## What is needed
The listing below should be written out exactly; please include all of it.

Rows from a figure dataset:
(begin)

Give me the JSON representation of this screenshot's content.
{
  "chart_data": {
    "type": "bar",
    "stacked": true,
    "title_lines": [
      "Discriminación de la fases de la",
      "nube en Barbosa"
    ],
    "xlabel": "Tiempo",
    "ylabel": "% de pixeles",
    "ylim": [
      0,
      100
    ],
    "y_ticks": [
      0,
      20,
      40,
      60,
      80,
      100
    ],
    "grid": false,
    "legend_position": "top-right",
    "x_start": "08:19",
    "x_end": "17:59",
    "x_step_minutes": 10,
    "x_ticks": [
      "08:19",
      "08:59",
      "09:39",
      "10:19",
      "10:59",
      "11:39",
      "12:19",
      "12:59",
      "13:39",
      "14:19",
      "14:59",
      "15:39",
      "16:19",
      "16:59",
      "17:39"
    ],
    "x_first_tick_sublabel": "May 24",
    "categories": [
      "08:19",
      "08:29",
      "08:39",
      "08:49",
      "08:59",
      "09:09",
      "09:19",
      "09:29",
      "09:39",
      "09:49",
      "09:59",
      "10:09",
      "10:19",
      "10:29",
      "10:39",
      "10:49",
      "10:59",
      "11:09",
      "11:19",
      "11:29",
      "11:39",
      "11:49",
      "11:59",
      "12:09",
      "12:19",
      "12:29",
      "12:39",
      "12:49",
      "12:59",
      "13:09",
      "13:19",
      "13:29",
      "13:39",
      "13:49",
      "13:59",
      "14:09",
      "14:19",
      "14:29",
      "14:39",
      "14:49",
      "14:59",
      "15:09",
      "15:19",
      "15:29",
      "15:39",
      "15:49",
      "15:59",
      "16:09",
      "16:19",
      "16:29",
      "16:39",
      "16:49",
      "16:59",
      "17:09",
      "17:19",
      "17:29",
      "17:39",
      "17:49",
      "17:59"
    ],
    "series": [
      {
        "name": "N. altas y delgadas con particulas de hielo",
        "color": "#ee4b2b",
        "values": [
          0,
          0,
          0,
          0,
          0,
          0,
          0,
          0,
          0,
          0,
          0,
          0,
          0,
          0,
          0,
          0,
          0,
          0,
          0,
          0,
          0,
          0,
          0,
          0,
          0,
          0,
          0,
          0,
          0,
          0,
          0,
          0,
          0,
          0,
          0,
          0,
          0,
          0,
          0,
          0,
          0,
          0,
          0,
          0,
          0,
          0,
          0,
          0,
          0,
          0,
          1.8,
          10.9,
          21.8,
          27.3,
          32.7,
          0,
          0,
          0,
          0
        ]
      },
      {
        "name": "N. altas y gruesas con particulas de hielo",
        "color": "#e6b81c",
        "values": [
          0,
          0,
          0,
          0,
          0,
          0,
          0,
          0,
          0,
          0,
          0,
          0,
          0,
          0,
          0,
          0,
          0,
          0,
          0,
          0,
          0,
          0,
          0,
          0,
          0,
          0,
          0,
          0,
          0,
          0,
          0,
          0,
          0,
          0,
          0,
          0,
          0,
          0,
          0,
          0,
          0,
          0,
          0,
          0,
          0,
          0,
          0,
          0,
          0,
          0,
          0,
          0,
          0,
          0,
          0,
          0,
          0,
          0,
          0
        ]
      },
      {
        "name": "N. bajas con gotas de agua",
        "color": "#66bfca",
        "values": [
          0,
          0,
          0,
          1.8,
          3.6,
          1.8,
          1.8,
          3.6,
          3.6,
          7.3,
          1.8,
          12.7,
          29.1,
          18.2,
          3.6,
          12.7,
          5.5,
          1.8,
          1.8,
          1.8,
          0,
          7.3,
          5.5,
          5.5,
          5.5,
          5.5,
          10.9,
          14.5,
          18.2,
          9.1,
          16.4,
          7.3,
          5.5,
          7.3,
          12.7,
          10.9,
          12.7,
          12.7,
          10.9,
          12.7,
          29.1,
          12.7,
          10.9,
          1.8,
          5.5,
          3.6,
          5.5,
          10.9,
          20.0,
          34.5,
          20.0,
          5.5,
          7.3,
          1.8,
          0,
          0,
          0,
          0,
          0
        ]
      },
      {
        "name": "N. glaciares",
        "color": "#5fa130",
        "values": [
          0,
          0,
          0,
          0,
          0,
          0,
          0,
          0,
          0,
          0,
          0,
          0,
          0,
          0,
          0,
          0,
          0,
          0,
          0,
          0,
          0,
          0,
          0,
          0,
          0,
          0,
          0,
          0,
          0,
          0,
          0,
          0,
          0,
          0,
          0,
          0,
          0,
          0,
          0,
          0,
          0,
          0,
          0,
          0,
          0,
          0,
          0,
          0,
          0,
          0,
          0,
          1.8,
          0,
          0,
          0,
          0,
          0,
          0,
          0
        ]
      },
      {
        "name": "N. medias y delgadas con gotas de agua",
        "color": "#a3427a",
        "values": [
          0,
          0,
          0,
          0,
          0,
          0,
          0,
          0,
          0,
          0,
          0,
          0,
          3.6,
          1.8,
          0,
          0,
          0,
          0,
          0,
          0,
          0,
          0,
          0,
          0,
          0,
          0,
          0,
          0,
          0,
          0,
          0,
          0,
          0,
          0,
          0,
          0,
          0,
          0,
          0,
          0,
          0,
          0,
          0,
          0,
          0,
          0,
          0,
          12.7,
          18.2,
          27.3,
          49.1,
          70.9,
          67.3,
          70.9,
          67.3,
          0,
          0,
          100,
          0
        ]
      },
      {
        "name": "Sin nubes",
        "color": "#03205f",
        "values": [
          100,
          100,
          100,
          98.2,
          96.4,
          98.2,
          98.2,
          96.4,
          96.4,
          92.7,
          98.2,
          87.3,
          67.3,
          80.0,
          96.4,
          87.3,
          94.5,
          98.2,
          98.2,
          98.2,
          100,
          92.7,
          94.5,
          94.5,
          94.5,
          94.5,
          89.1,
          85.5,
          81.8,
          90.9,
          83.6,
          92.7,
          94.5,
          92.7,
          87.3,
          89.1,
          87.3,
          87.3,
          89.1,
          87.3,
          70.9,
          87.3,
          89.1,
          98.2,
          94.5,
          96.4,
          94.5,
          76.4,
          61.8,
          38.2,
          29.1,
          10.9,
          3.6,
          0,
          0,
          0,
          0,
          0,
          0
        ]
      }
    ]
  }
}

(end)

## Correct response
Give me the JSON representation of this screenshot's content.
{
  "chart_data": {
    "type": "bar",
    "stacked": true,
    "title_lines": [
      "Discriminación de la fases de la",
      "nube en Barbosa"
    ],
    "xlabel": "Tiempo",
    "ylabel": "% de pixeles",
    "ylim": [
      0,
      100
    ],
    "y_ticks": [
      0,
      20,
      40,
      60,
      80,
      100
    ],
    "grid": false,
    "legend_position": "top-right",
    "x_start": "08:19",
    "x_end": "17:59",
    "x_step_minutes": 10,
    "x_ticks": [
      "08:19",
      "08:59",
      "09:39",
      "10:19",
      "10:59",
      "11:39",
      "12:19",
      "12:59",
      "13:39",
      "14:19",
      "14:59",
      "15:39",
      "16:19",
      "16:59",
      "17:39"
    ],
    "x_first_tick_sublabel": "May 24",
    "categories": [
      "08:19",
      "08:29",
      "08:39",
      "08:49",
      "08:59",
      "09:09",
      "09:19",
      "09:29",
      "09:39",
      "09:49",
      "09:59",
      "10:09",
      "10:19",
      "10:29",
      "10:39",
      "10:49",
      "10:59",
      "11:09",
      "11:19",
      "11:29",
      "11:39",
      "11:49",
      "11:59",
      "12:09",
      "12:19",
      "12:29",
      "12:39",
      "12:49",
      "12:59",
      "13:09",
      "13:19",
      "13:29",
      "13:39",
      "13:49",
      "13:59",
      "14:09",
      "14:19",
      "14:29",
      "14:39",
      "14:49",
      "14:59",
      "15:09",
      "15:19",
      "15:29",
      "15:39",
      "15:49",
      "15:59",
      "16:09",
      "16:19",
      "16:29",
      "16:39",
      "16:49",
      "16:59",
      "17:09",
      "17:19",
      "17:29",
      "17:39",
      "17:49",
      "17:59"
    ],
    "series": [
      {
        "name": "N. altas y delgadas con particulas de hielo",
        "color": "#ee4b2b",
        "values": [
          0,
          0,
          0,
          0,
          0,
          0,
          0,
          0,
          0,
          0,
          0,
          0,
          0,
          0,
          0,
          0,
          0,
          0,
          0,
          0,
          0,
          0,
          0,
          0,
          0,
          0,
          0,
          0,
          0,
          0,
          0,
          0,
          0,
          0,
          0,
          0,
          0,
          0,
          0,
          0,
          0,
          0,
          0,
          0,
          0,
          0,
          0,
          0,
          0,
          0,
          1.8,
          10.9,
          21.8,
          27.3,
          32.7,
          0,
          0,
          0,
          0
        ]
      },
      {
        "name": "N. altas y gruesas con particulas de hielo",
        "color": "#e6b81c",
        "values": [
          0,
          0,
          0,
          0,
          0,
          0,
          0,
          0,
          0,
          0,
          0,
          0,
          0,
          0,
          0,
          0,
          0,
          0,
          0,
          0,
          0,
          0,
          0,
          0,
          0,
          0,
          0,
          0,
          0,
          0,
          0,
          0,
          0,
          0,
          0,
          0,
          0,
          0,
          0,
          0,
          0,
          0,
          0,
          0,
          0,
          0,
          0,
          0,
          0,
          0,
          0,
          0,
          0,
          0,
          0,
          0,
          0,
          0,
          0
        ]
      },
      {
        "name": "N. bajas con gotas de agua",
        "color": "#66bfca",
        "values": [
          0,
          0,
          0,
          1.8,
          3.6,
          1.8,
          1.8,
          3.6,
          3.6,
          7.3,
          1.8,
          12.7,
          29.1,
          18.2,
          3.6,
          12.7,
          5.5,
          1.8,
          1.8,
          1.8,
          0,
          7.3,
          5.5,
          5.5,
          5.5,
          5.5,
          10.9,
          14.5,
          18.2,
          9.1,
          16.4,
          7.3,
          5.5,
          7.3,
          12.7,
          10.9,
          12.7,
          12.7,
          10.9,
          12.7,
          29.1,
          12.7,
          10.9,
          1.8,
          5.5,
          3.6,
          5.5,
          10.9,
          20.0,
          34.5,
          20.0,
          5.5,
          7.3,
          1.8,
          0,
          0,
          0,
          0,
          0
        ]
      },
      {
        "name": "N. glaciares",
        "color": "#5fa130",
        "values": [
          0,
          0,
          0,
          0,
          0,
          0,
          0,
          0,
          0,
          0,
          0,
          0,
          0,
          0,
          0,
          0,
          0,
          0,
          0,
          0,
          0,
          0,
          0,
          0,
          0,
          0,
          0,
          0,
          0,
          0,
          0,
          0,
          0,
          0,
          0,
          0,
          0,
          0,
          0,
          0,
          0,
          0,
          0,
          0,
          0,
          0,
          0,
          0,
          0,
          0,
          0,
          1.8,
          0,
          0,
          0,
          0,
          0,
          0,
          0
        ]
      },
      {
        "name": "N. medias y delgadas con gotas de agua",
        "color": "#a3427a",
        "values": [
          0,
          0,
          0,
          0,
          0,
          0,
          0,
          0,
          0,
          0,
          0,
          0,
          3.6,
          1.8,
          0,
          0,
          0,
          0,
          0,
          0,
          0,
          0,
          0,
          0,
          0,
          0,
          0,
          0,
          0,
          0,
          0,
          0,
          0,
          0,
          0,
          0,
          0,
          0,
          0,
          0,
          0,
          0,
          0,
          0,
          0,
          0,
          0,
          12.7,
          18.2,
          27.3,
          49.1,
          70.9,
          67.3,
          70.9,
          67.3,
          0,
          0,
          100,
          0
        ]
      },
      {
        "name": "Sin nubes",
        "color": "#03205f",
        "values": [
          100,
          100,
          100,
          98.2,
          96.4,
          98.2,
          98.2,
          96.4,
          96.4,
          92.7,
          98.2,
          87.3,
          67.3,
          80.0,
          96.4,
          87.3,
          94.5,
          98.2,
          98.2,
          98.2,
          100,
          92.7,
          94.5,
          94.5,
          94.5,
          94.5,
          89.1,
          85.5,
          81.8,
          90.9,
          83.6,
          92.7,
          94.5,
          92.7,
          87.3,
          89.1,
          87.3,
          87.3,
          89.1,
          87.3,
          70.9,
          87.3,
          89.1,
          98.2,
          94.5,
          96.4,
          94.5,
          76.4,
          61.8,
          38.2,
          29.1,
          10.9,
          3.6,
          0,
          0,
          0,
          0,
          0,
          0
        ]
      }
    ]
  }
}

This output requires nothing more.